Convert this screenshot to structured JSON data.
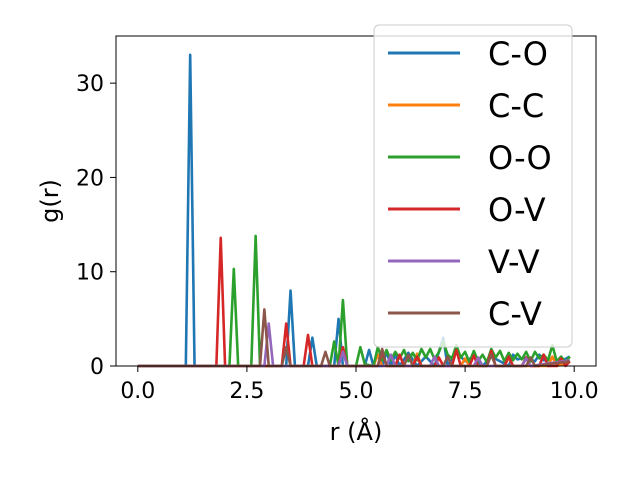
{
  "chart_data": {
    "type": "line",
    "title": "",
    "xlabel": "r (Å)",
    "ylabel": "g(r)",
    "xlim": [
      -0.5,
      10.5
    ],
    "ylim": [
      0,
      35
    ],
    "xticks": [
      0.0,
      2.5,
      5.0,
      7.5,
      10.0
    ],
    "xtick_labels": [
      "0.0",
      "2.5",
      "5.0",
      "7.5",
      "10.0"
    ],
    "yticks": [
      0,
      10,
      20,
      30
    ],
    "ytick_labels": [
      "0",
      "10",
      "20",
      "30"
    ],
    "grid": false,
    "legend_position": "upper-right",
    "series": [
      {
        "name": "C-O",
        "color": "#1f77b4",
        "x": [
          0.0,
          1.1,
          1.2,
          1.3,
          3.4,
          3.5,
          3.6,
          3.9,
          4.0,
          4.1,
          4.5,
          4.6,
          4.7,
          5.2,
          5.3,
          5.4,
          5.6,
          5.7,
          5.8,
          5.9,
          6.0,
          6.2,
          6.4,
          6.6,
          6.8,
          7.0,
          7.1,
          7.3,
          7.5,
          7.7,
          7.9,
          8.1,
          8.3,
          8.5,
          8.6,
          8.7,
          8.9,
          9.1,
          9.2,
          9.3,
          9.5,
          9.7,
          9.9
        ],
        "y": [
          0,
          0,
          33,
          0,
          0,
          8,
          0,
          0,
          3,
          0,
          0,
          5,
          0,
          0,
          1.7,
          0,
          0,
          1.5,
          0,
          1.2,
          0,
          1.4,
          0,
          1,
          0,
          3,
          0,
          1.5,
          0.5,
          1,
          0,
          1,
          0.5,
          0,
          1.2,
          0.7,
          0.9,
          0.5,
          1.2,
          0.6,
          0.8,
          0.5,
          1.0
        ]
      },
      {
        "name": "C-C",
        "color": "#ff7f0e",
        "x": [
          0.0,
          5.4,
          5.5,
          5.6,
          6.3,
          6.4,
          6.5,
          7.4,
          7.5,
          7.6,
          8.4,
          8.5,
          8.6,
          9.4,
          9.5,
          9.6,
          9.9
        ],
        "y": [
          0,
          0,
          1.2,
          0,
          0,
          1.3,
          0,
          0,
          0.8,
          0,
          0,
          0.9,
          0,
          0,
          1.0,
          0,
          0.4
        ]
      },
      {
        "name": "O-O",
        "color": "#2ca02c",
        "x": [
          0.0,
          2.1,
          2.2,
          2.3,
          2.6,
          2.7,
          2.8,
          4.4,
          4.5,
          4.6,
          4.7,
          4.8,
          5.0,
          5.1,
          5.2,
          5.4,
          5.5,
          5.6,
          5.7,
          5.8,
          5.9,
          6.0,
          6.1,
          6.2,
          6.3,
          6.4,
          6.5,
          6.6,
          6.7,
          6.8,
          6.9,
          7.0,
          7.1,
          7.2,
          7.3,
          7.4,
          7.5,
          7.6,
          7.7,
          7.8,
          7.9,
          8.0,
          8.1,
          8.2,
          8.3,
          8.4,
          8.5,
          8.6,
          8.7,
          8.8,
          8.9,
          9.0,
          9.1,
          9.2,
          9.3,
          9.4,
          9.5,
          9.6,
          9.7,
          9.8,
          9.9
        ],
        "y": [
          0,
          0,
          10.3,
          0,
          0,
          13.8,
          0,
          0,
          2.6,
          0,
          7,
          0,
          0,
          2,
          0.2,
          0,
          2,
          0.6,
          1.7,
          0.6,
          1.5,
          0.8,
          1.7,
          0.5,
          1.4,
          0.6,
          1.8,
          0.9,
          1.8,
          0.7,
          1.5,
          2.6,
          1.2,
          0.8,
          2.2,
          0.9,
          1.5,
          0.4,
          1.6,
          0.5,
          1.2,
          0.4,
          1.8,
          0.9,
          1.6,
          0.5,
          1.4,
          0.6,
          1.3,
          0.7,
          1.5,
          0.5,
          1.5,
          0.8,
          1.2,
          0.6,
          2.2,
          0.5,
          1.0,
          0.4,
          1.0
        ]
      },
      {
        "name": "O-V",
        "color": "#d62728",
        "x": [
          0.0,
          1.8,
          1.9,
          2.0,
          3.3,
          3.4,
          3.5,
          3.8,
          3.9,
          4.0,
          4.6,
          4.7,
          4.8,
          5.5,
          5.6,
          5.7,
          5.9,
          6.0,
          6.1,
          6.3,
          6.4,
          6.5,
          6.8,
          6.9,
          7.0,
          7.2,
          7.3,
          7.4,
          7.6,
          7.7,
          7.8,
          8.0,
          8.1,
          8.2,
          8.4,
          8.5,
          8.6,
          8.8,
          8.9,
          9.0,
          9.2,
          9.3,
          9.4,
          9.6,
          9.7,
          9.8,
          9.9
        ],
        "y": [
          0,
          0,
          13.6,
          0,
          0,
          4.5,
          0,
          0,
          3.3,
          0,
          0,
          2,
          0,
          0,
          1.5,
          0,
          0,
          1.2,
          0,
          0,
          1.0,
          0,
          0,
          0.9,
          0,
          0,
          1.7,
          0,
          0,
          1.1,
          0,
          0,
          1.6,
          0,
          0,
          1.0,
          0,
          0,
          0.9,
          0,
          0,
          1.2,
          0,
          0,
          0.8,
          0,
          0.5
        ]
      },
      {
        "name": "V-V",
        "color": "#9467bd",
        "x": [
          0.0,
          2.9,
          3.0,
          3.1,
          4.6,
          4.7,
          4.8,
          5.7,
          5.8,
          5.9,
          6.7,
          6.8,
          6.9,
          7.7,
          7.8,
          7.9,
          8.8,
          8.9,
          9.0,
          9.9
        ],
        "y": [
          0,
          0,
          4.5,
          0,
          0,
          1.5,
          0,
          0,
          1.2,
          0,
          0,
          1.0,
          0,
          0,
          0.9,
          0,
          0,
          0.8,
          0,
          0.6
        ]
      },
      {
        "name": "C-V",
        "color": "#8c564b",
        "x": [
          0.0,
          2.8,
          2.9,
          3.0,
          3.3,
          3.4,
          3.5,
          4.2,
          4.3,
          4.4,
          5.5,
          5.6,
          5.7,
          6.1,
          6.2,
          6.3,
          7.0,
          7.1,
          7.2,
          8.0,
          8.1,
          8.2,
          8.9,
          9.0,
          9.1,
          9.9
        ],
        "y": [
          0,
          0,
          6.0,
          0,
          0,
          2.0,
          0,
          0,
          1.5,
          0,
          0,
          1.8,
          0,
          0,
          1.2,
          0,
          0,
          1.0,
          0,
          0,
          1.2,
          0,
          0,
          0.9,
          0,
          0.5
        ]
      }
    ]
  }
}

#### The task
List all lines above in which the string "color" appears.

#### Output of the task
        "color": "#1f77b4",
        "color": "#ff7f0e",
        "color": "#2ca02c",
        "color": "#d62728",
        "color": "#9467bd",
        "color": "#8c564b",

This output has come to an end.